EXERCISE INSTRUCTIONS: Convert the records, from the start through the line containing "data-point-marker <box>819 416 826 423</box>", into a Markdown table with the columns Row and Line, numbering each line and leaving out blank lines.

■ ■ ■ ■

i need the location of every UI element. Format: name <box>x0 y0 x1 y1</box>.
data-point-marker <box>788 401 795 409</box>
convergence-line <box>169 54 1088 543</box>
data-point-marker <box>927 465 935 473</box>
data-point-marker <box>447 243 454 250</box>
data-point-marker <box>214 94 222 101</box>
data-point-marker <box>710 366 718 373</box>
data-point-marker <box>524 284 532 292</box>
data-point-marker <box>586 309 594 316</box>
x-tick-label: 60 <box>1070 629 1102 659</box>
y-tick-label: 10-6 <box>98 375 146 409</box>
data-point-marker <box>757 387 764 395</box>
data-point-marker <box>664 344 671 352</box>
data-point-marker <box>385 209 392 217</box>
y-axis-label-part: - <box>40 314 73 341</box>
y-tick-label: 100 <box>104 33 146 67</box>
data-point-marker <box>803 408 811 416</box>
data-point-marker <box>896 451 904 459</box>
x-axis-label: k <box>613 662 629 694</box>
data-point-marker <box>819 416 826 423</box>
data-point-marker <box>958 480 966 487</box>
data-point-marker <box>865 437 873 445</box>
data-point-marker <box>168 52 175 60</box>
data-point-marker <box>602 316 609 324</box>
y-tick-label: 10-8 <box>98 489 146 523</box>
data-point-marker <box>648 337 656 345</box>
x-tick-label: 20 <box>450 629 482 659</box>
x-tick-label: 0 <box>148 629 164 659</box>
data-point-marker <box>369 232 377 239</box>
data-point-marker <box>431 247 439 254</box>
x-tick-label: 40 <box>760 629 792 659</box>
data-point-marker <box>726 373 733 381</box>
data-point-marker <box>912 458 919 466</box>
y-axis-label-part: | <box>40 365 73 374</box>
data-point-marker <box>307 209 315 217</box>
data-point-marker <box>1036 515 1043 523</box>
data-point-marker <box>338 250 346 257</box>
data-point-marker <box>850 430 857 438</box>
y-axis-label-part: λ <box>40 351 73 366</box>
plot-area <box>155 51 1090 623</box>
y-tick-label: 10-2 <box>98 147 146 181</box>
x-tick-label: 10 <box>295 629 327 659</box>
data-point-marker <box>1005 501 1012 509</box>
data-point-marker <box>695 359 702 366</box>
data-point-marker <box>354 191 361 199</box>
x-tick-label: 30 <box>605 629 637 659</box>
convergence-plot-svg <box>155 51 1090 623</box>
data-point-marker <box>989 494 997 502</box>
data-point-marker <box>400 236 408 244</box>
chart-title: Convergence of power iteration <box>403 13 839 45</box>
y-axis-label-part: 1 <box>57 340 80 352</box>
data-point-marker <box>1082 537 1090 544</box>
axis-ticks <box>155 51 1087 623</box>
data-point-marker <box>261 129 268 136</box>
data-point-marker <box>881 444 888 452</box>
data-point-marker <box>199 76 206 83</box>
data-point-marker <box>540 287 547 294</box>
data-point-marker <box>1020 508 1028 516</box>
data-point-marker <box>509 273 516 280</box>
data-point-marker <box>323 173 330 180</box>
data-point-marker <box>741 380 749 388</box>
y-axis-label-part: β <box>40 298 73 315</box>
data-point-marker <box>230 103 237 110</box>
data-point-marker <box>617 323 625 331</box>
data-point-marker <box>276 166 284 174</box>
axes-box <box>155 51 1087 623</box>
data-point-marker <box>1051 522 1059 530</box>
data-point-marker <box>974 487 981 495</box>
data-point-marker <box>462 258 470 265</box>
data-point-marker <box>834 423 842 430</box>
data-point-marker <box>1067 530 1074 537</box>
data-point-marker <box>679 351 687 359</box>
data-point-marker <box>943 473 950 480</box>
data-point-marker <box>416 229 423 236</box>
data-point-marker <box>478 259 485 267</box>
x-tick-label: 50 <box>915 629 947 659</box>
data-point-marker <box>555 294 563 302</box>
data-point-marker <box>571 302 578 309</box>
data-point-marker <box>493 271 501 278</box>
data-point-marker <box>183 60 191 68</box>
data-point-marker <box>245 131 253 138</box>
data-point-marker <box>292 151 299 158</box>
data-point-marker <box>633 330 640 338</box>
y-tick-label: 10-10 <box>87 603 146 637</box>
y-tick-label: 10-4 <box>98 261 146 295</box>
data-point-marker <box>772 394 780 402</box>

■ ■ ■ ■

FINISHED EXERCISE:
| Row | Line |
|---|---|
| 1 | i need the location of every UI element. Format: name <box>x0 y0 x1 y1</box>. |
| 2 | data-point-marker <box>788 401 795 409</box> |
| 3 | convergence-line <box>169 54 1088 543</box> |
| 4 | data-point-marker <box>927 465 935 473</box> |
| 5 | data-point-marker <box>447 243 454 250</box> |
| 6 | data-point-marker <box>214 94 222 101</box> |
| 7 | data-point-marker <box>710 366 718 373</box> |
| 8 | data-point-marker <box>524 284 532 292</box> |
| 9 | data-point-marker <box>586 309 594 316</box> |
| 10 | x-tick-label: 60 <box>1070 629 1102 659</box> |
| 11 | y-tick-label: 10-6 <box>98 375 146 409</box> |
| 12 | data-point-marker <box>757 387 764 395</box> |
| 13 | data-point-marker <box>664 344 671 352</box> |
| 14 | data-point-marker <box>385 209 392 217</box> |
| 15 | y-axis-label-part: - <box>40 314 73 341</box> |
| 16 | y-tick-label: 100 <box>104 33 146 67</box> |
| 17 | data-point-marker <box>803 408 811 416</box> |
| 18 | data-point-marker <box>896 451 904 459</box> |
| 19 | x-axis-label: k <box>613 662 629 694</box> |
| 20 | data-point-marker <box>819 416 826 423</box> |